TASK MATERIAL:
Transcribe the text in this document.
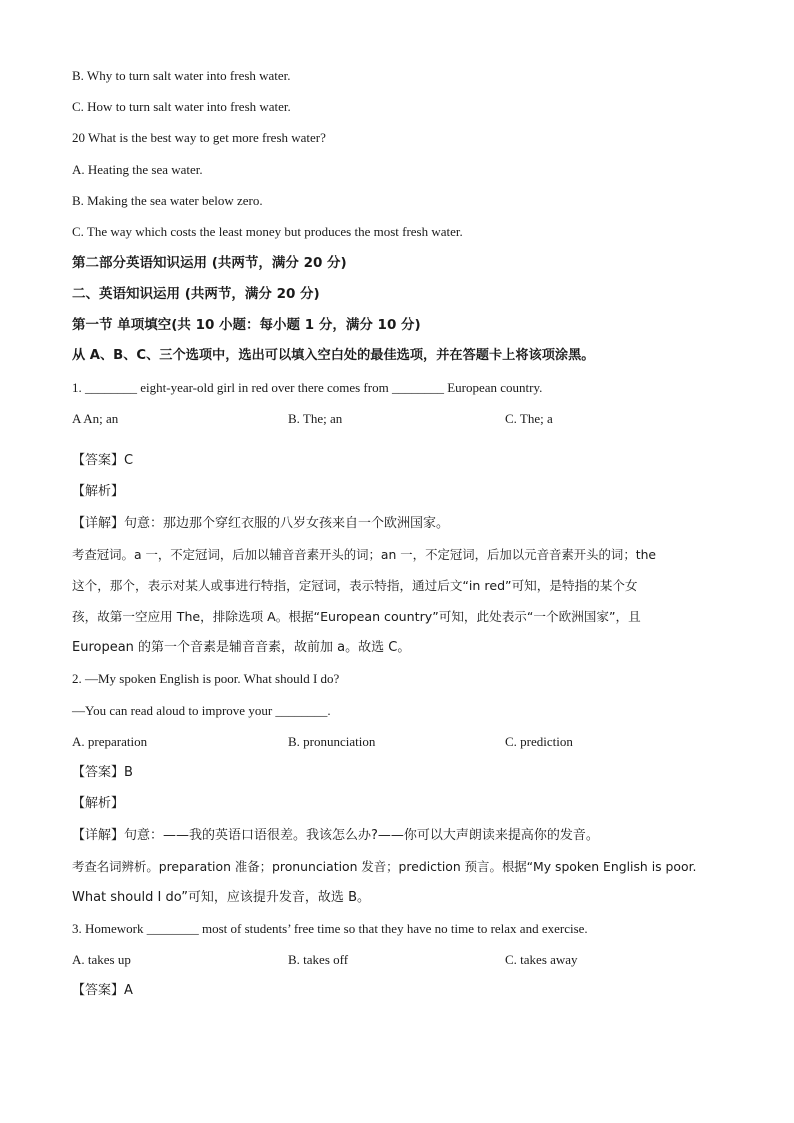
B. Why to turn salt water into fresh water.
C. How to turn salt water into fresh water.
20 What is the best way to get more fresh water?
A. Heating the sea water.
B. Making the sea water below zero.
C. The way which costs the least money but produces the most fresh water.
第二部分英语知识运用 (共两节，满分 20 分)
二、英语知识运用 (共两节，满分 20 分)
第一节 单项填空(共 10 小题：每小题 1 分，满分 10 分)
从 A、B、C、三个选项中，选出可以填入空白处的最佳选项，并在答题卡上将该项涂黑。
1. ________ eight-year-old girl in red over there comes from ________ European country.
A An; an	B. The; an	C. The; a
【答案】C
【解析】
【详解】句意：那边那个穿红衣服的八岁女孩来自一个欧洲国家。
考查冠词。a 一，不定冠词，后加以辅音音素开头的词；an 一，不定冠词，后加以元音音素开头的词；the
这个，那个，表示对某人或事进行特指，定冠词，表示特指，通过后文“in red”可知，是特指的某个女
孩，故第一空应用 The，排除选项 A。根据“European country”可知，此处表示“一个欧洲国家”，且
European 的第一个音素是辅音音素，故前加 a。故选 C。
2. —My spoken English is poor. What should I do?
—You can read aloud to improve your ________.
A. preparation	B. pronunciation	C. prediction
【答案】B
【解析】
【详解】句意：——我的英语口语很差。我该怎么办?——你可以大声朗读来提高你的发音。
考查名词辨析。preparation 准备；pronunciation 发音；prediction 预言。根据“My spoken English is poor.
What should I do”可知，应该提升发音，故选 B。
3. Homework ________ most of students’ free time so that they have no time to relax and exercise.
A. takes up	B. takes off	C. takes away
【答案】A
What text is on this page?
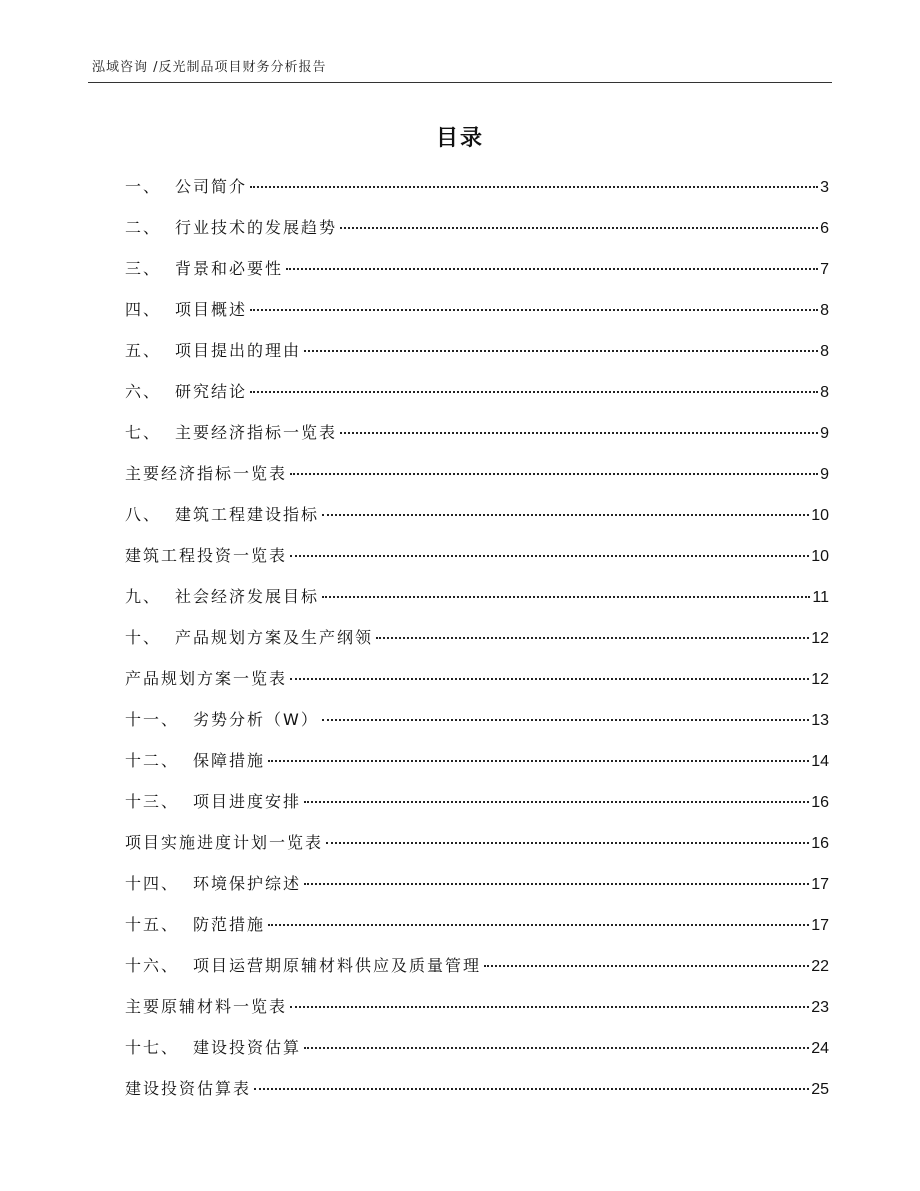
泓域咨询 /反光制品项目财务分析报告
目录
一、 公司简介	3
二、 行业技术的发展趋势	6
三、 背景和必要性	7
四、 项目概述	8
五、 项目提出的理由	8
六、 研究结论	8
七、 主要经济指标一览表	9
主要经济指标一览表	9
八、 建筑工程建设指标	10
建筑工程投资一览表	10
九、 社会经济发展目标	11
十、 产品规划方案及生产纲领	12
产品规划方案一览表	12
十一、 劣势分析（W）	13
十二、 保障措施	14
十三、 项目进度安排	16
项目实施进度计划一览表	16
十四、 环境保护综述	17
十五、 防范措施	17
十六、 项目运营期原辅材料供应及质量管理	22
主要原辅材料一览表	23
十七、 建设投资估算	24
建设投资估算表	25
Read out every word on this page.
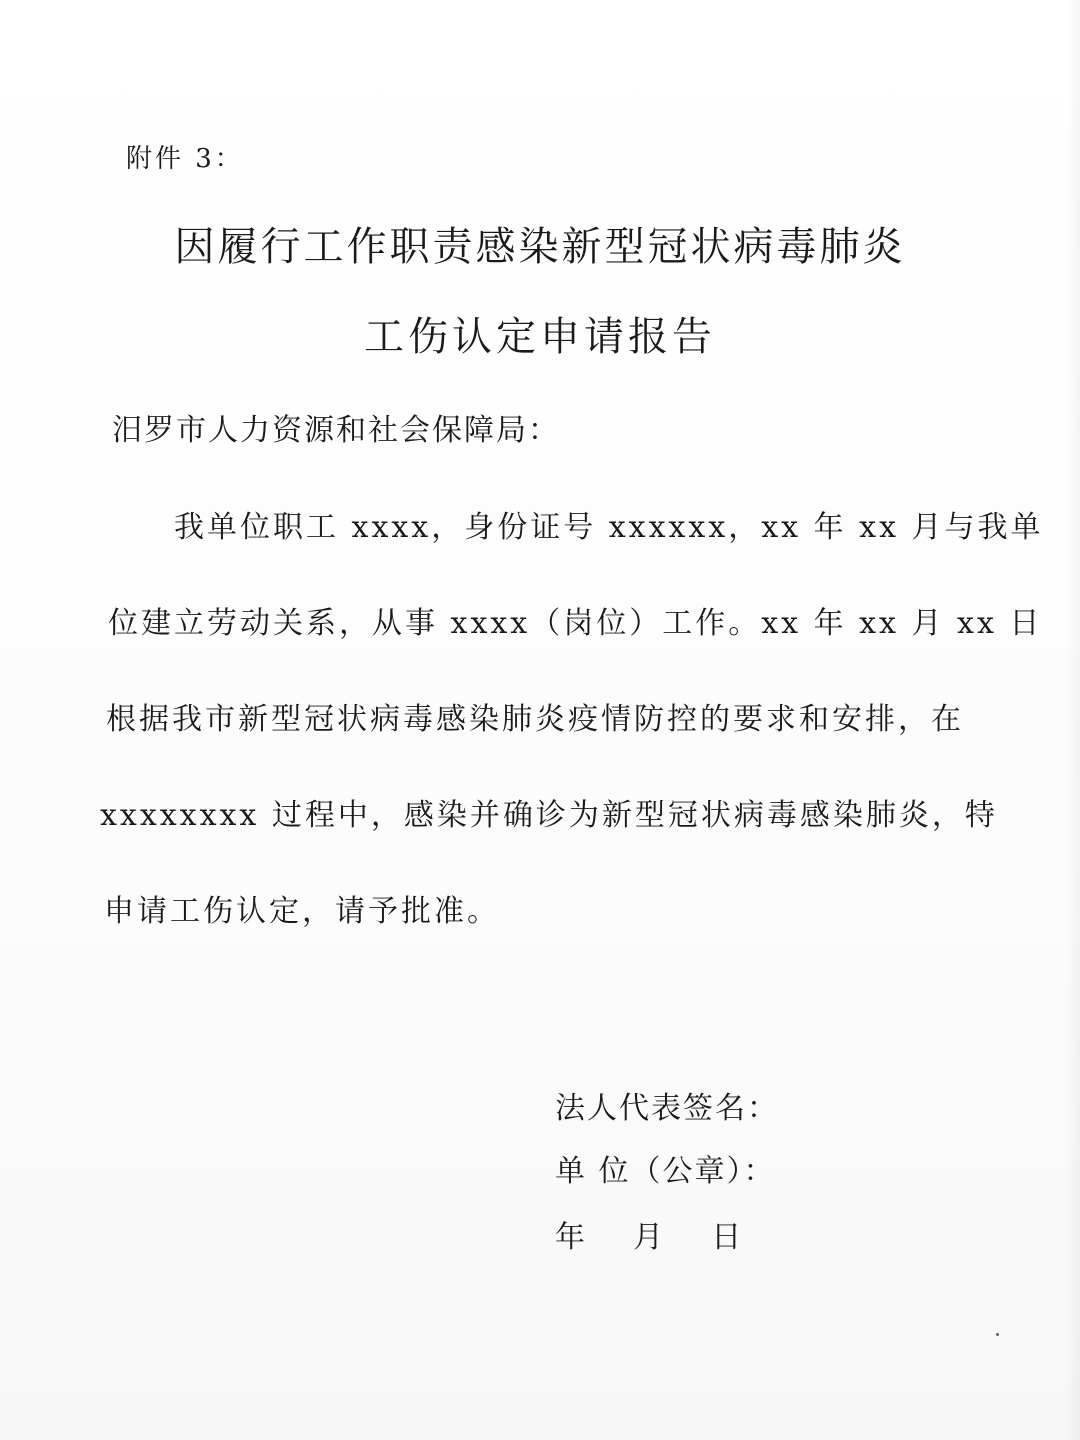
附件 3：
因履行工作职责感染新型冠状病毒肺炎
工伤认定申请报告
汨罗市人力资源和社会保障局：
我单位职工 xxxx，身份证号 xxxxxx，xx 年 xx 月与我单
位建立劳动关系，从事 xxxx（岗位）工作。xx 年 xx 月 xx 日
根据我市新型冠状病毒感染肺炎疫情防控的要求和安排，在
xxxxxxxx 过程中，感染并确诊为新型冠状病毒感染肺炎，特
申请工伤认定，请予批准。
法人代表签名：
单 位（公章）：
年    月    日
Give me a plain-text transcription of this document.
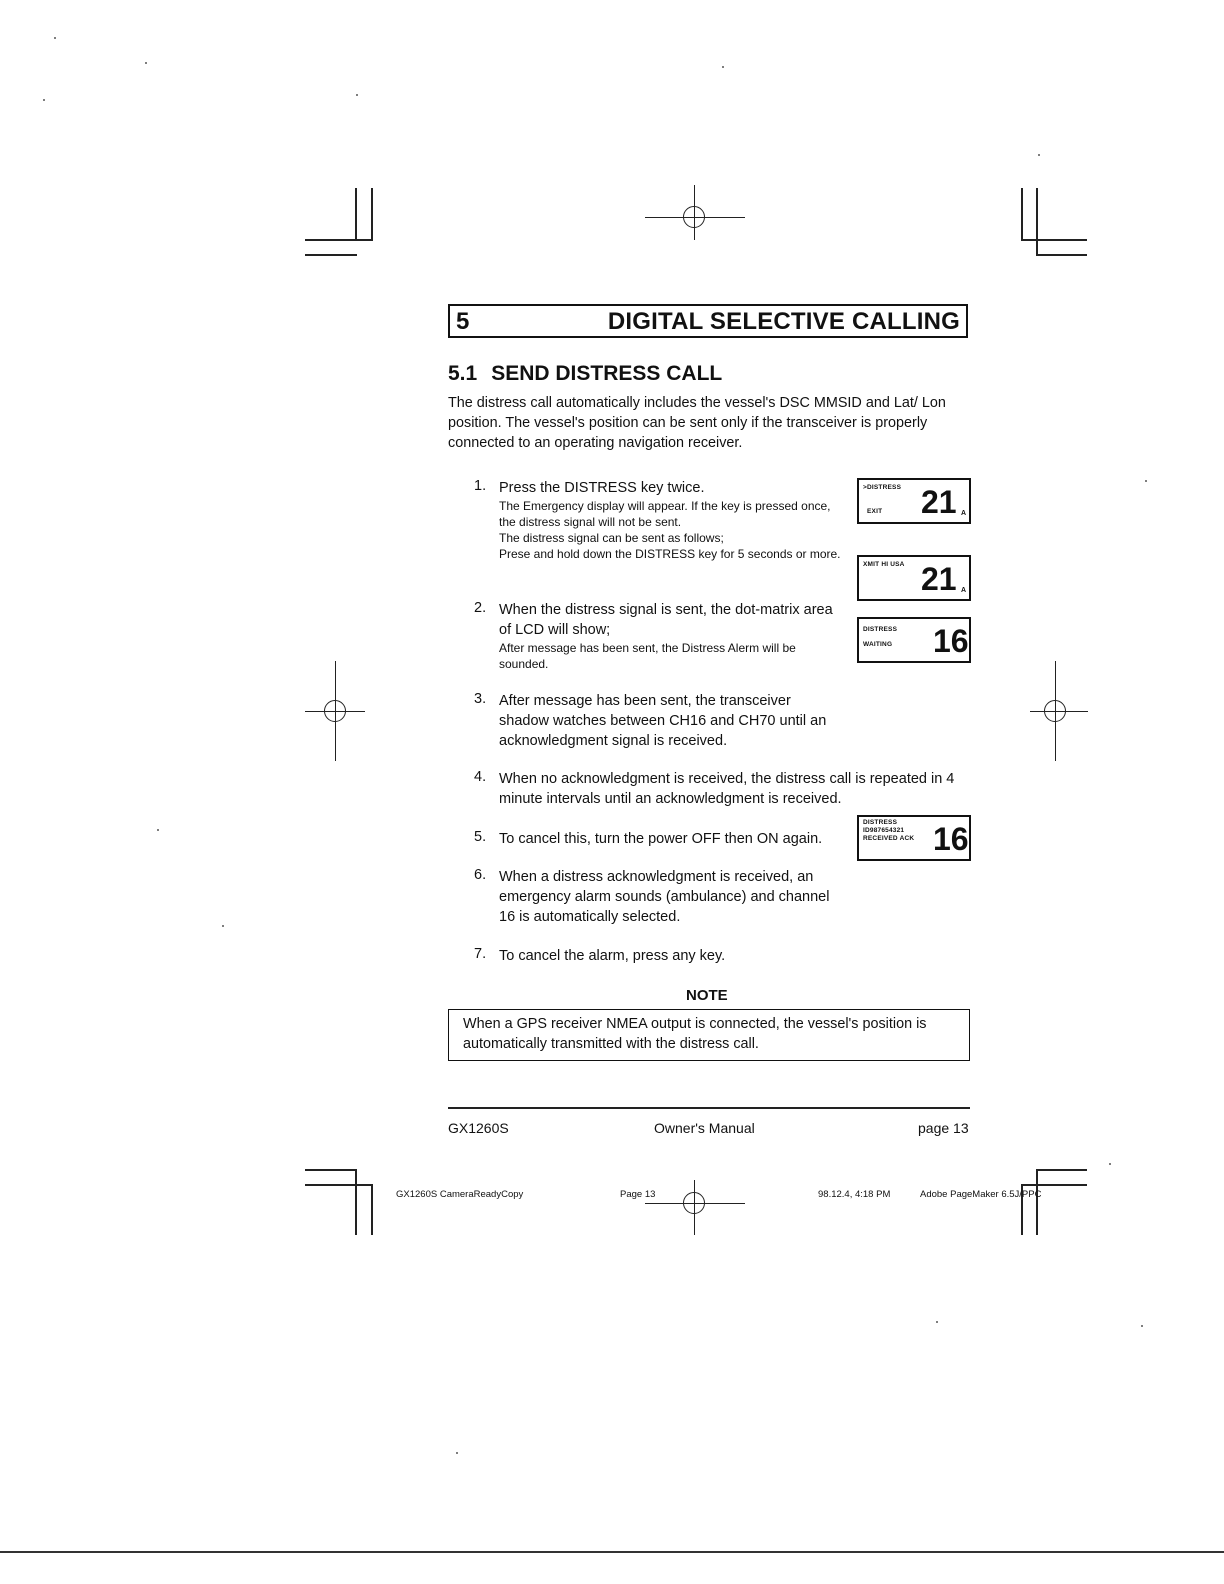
5	DIGITAL SELECTIVE CALLING
5.1 SEND DISTRESS CALL
The distress call automatically includes the vessel's DSC MMSID and Lat/ Lon position. The vessel's position can be sent only if the transceiver is properly connected to an operating navigation receiver.
1. Press the DISTRESS key twice.
The Emergency display will appear. If the key is pressed once, the distress signal will not be sent.
The distress signal can be sent as follows;
Prese and hold down the DISTRESS key for 5 seconds or more.
2. When the distress signal is sent, the dot-matrix area of LCD will show;
After message has been sent, the Distress Alerm will be sounded.
3. After message has been sent, the transceiver shadow watches between CH16 and CH70 until an acknowledgment signal is received.
4. When no acknowledgment is received, the distress call is repeated in 4 minute intervals until an acknowledgment is received.
5. To cancel this, turn the power OFF then ON again.
6. When a distress acknowledgment is received, an emergency alarm sounds (ambulance) and channel 16 is automatically selected.
7. To cancel the alarm, press any key.
>DISTRESS
EXIT 21 A
XMIT HI USA 21 A
DISTRESS
WAITING 16
DISTRESS
ID987654321
RECEIVED ACK 16
NOTE
When a GPS receiver NMEA output is connected, the vessel's position is automatically transmitted with the distress call.
GX1260S	Owner's Manual	page 13
GX1260S CameraReadyCopy	Page 13	98.12.4, 4:18 PM	Adobe PageMaker 6.5J/PPC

STATED PROBLEM: Exclude the images, then output the data above word for word.

COMPLETE OUTPUT:
Transcribe the text in this document.
B. Why to turn salt water into fresh water.
C. How to turn salt water into fresh water.
20 What is the best way to get more fresh water?
A. Heating the sea water.
B. Making the sea water below zero.
C. The way which costs the least money but produces the most fresh water.
第二部分英语知识运用 (共两节，满分 20 分)
二、英语知识运用 (共两节，满分 20 分)
第一节 单项填空(共 10 小题：每小题 1 分，满分 10 分)
从 A、B、C、三个选项中，选出可以填入空白处的最佳选项，并在答题卡上将该项涂黑。
1. ________ eight-year-old girl in red over there comes from ________ European country.
A An; an	B. The; an	C. The; a
【答案】C
【解析】
【详解】句意：那边那个穿红衣服的八岁女孩来自一个欧洲国家。
考查冠词。a 一，不定冠词，后加以辅音音素开头的词；an 一，不定冠词，后加以元音音素开头的词；the
这个，那个，表示对某人或事进行特指，定冠词，表示特指，通过后文“in red”可知，是特指的某个女
孩，故第一空应用 The，排除选项 A。根据“European country”可知，此处表示“一个欧洲国家”，且
European 的第一个音素是辅音音素，故前加 a。故选 C。
2. —My spoken English is poor. What should I do?
—You can read aloud to improve your ________.
A. preparation	B. pronunciation	C. prediction
【答案】B
【解析】
【详解】句意：——我的英语口语很差。我该怎么办?——你可以大声朗读来提高你的发音。
考查名词辨析。preparation 准备；pronunciation 发音；prediction 预言。根据“My spoken English is poor.
What should I do”可知，应该提升发音，故选 B。
3. Homework ________ most of students’ free time so that they have no time to relax and exercise.
A. takes up	B. takes off	C. takes away
【答案】A
What text is on this page?
泓域咨询 /反光制品项目财务分析报告
目录
一、 公司简介	3
二、 行业技术的发展趋势	6
三、 背景和必要性	7
四、 项目概述	8
五、 项目提出的理由	8
六、 研究结论	8
七、 主要经济指标一览表	9
主要经济指标一览表	9
八、 建筑工程建设指标	10
建筑工程投资一览表	10
九、 社会经济发展目标	11
十、 产品规划方案及生产纲领	12
产品规划方案一览表	12
十一、 劣势分析（W）	13
十二、 保障措施	14
十三、 项目进度安排	16
项目实施进度计划一览表	16
十四、 环境保护综述	17
十五、 防范措施	17
十六、 项目运营期原辅材料供应及质量管理	22
主要原辅材料一览表	23
十七、 建设投资估算	24
建设投资估算表	25
Read out every word on this page.
附件 3：
因履行工作职责感染新型冠状病毒肺炎
工伤认定申请报告
汨罗市人力资源和社会保障局：
我单位职工 xxxx，身份证号 xxxxxx，xx 年 xx 月与我单
位建立劳动关系，从事 xxxx（岗位）工作。xx 年 xx 月 xx 日
根据我市新型冠状病毒感染肺炎疫情防控的要求和安排，在
xxxxxxxx 过程中，感染并确诊为新型冠状病毒感染肺炎，特
申请工伤认定，请予批准。
法人代表签名：
单 位（公章）：
年    月    日
Give me a plain-text transcription of this document.
5	DIGITAL SELECTIVE CALLING
5.1 SEND DISTRESS CALL
The distress call automatically includes the vessel's DSC MMSID and Lat/ Lon position. The vessel's position can be sent only if the transceiver is properly connected to an operating navigation receiver.
1. Press the DISTRESS key twice.
The Emergency display will appear. If the key is pressed once, the distress signal will not be sent.
The distress signal can be sent as follows;
Prese and hold down the DISTRESS key for 5 seconds or more.
2. When the distress signal is sent, the dot-matrix area of LCD will show;
After message has been sent, the Distress Alerm will be sounded.
3. After message has been sent, the transceiver shadow watches between CH16 and CH70 until an acknowledgment signal is received.
4. When no acknowledgment is received, the distress call is repeated in 4 minute intervals until an acknowledgment is received.
5. To cancel this, turn the power OFF then ON again.
6. When a distress acknowledgment is received, an emergency alarm sounds (ambulance) and channel 16 is automatically selected.
7. To cancel the alarm, press any key.
>DISTRESS
EXIT 21 A
XMIT HI USA 21 A
DISTRESS
WAITING 16
DISTRESS
ID987654321
RECEIVED ACK 16
NOTE
When a GPS receiver NMEA output is connected, the vessel's position is automatically transmitted with the distress call.
GX1260S	Owner's Manual	page 13
GX1260S CameraReadyCopy	Page 13	98.12.4, 4:18 PM	Adobe PageMaker 6.5J/PPC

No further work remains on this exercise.